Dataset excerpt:
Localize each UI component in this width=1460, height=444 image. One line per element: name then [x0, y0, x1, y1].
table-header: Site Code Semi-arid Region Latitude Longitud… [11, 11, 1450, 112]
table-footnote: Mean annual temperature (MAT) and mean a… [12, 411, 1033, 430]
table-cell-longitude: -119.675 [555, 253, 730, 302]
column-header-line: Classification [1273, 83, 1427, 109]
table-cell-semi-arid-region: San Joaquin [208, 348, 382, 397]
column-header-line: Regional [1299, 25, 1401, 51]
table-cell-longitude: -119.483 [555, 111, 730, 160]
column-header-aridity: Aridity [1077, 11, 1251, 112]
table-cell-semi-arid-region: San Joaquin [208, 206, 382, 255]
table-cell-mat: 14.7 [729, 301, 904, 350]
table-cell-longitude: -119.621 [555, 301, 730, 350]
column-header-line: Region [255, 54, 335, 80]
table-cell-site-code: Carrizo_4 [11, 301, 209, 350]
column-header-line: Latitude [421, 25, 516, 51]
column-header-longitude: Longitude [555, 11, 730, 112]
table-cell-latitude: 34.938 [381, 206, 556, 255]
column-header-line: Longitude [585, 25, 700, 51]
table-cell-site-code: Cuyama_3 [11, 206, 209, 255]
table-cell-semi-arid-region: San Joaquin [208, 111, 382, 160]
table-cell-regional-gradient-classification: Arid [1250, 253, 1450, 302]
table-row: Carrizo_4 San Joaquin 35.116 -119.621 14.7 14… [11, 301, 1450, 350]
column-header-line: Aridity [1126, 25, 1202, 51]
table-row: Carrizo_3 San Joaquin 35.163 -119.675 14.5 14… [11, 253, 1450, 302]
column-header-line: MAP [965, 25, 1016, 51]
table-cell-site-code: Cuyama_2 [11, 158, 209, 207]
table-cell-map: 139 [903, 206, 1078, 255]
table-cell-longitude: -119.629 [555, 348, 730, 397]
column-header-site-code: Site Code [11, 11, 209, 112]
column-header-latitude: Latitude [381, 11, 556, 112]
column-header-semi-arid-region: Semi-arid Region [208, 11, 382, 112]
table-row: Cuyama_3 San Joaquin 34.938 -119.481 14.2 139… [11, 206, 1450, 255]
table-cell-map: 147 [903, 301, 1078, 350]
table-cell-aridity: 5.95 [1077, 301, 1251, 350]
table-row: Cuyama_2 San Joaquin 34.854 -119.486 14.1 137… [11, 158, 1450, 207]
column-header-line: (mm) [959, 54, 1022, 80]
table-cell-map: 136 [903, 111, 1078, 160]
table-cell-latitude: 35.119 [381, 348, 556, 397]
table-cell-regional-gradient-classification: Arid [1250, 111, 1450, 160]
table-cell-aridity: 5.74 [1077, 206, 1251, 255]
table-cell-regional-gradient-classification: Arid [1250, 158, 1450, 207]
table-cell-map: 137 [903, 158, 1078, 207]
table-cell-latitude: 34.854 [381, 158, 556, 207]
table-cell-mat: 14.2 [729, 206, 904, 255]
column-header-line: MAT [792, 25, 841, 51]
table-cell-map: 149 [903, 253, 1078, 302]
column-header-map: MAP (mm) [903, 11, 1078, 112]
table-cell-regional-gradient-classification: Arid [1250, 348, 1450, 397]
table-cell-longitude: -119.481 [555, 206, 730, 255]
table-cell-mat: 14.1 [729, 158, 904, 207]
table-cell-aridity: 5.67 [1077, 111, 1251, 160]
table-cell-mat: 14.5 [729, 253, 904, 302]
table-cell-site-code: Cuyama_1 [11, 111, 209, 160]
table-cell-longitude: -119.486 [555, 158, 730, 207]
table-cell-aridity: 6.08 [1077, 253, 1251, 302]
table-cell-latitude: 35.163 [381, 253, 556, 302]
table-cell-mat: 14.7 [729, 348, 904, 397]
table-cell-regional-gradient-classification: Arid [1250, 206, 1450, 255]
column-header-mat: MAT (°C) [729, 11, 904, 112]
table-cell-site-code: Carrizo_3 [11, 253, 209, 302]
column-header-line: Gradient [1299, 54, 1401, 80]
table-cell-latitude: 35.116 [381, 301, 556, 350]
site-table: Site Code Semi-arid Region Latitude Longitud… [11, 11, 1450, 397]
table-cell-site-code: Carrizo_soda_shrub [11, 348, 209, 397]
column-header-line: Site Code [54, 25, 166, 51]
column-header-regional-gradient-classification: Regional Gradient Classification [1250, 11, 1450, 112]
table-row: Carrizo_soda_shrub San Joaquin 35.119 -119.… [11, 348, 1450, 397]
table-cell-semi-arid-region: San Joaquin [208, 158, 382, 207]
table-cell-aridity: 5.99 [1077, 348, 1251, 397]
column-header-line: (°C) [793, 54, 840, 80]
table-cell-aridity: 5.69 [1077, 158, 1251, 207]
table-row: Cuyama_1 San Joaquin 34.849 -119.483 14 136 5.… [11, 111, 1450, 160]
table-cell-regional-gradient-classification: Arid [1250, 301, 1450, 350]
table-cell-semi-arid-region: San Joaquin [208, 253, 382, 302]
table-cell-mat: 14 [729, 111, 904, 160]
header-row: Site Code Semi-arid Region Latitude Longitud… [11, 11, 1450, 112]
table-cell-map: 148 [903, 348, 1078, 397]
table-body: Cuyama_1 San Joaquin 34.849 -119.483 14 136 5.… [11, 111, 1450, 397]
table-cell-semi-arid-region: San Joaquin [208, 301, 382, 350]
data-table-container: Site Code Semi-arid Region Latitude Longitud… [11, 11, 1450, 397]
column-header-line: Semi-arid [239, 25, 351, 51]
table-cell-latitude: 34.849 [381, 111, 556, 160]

*What the task requires:* Convert the lines of the dataset excerpt, from the first line through the line containing "column-header-line: Regional [1299, 25, 1401, 51]" (inclusive), into a JSON list of strings with one string per line. Leave out any blank lines.

*Written reply:*
[
  "Localize each UI component in this width=1460, height=444 image. One line per element: name then [x0, y0, x1, y1].",
  "table-header: Site Code Semi-arid Region Latitude Longitud… [11, 11, 1450, 112]",
  "table-footnote: Mean annual temperature (MAT) and mean a… [12, 411, 1033, 430]",
  "table-cell-longitude: -119.675 [555, 253, 730, 302]",
  "column-header-line: Classification [1273, 83, 1427, 109]",
  "table-cell-semi-arid-region: San Joaquin [208, 348, 382, 397]",
  "column-header-line: Regional [1299, 25, 1401, 51]"
]